Write the records out again, keeping each line exactly as it is.

» RAW RECORDS
★ ★ ★ ★ ★
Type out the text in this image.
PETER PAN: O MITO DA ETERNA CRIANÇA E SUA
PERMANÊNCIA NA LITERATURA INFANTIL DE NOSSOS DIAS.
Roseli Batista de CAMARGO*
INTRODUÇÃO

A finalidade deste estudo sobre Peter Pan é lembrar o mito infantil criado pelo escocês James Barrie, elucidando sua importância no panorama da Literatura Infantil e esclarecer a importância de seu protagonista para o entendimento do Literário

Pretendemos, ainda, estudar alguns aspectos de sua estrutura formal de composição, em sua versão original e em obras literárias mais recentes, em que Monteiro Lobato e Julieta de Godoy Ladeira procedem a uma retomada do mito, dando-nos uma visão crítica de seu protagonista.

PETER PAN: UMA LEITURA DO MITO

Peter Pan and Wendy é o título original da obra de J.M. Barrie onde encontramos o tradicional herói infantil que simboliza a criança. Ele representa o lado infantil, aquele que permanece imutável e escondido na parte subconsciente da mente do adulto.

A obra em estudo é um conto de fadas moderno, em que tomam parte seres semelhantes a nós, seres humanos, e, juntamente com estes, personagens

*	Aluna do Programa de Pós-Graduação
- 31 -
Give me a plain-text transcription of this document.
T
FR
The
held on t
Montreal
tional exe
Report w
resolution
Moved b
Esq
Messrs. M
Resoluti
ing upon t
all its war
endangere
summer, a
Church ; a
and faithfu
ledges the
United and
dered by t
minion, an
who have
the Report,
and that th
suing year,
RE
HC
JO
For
★ ★ ★ ★ ★
» ANSWER TO THE EXERCISE
Type out the text in this image.
PETER PAN: O MITO DA ETERNA CRIANÇA E SUA
PERMANÊNCIA NA LITERATURA INFANTIL DE NOSSOS DIAS.
Roseli Batista de CAMARGO*
INTRODUÇÃO

A finalidade deste estudo sobre Peter Pan é lembrar o mito infantil criado pelo escocês James Barrie, elucidando sua importância no panorama da Literatura Infantil e esclarecer a importância de seu protagonista para o entendimento do Literário

Pretendemos, ainda, estudar alguns aspectos de sua estrutura formal de composição, em sua versão original e em obras literárias mais recentes, em que Monteiro Lobato e Julieta de Godoy Ladeira procedem a uma retomada do mito, dando-nos uma visão crítica de seu protagonista.

PETER PAN: UMA LEITURA DO MITO

Peter Pan and Wendy é o título original da obra de J.M. Barrie onde encontramos o tradicional herói infantil que simboliza a criança. Ele representa o lado infantil, aquele que permanece imutável e escondido na parte subconsciente da mente do adulto.

A obra em estudo é um conto de fadas moderno, em que tomam parte seres semelhantes a nós, seres humanos, e, juntamente com estes, personagens

*	Aluna do Programa de Pós-Graduação
- 31 -
Give me a plain-text transcription of this document.
T
FR
The
held on t
Montreal
tional exe
Report w
resolution
Moved b
Esq
Messrs. M
Resoluti
ing upon t
all its war
endangere
summer, a
Church ; a
and faithfu
ledges the
United and
dered by t
minion, an
who have
the Report,
and that th
suing year,
RE
HC
JO
For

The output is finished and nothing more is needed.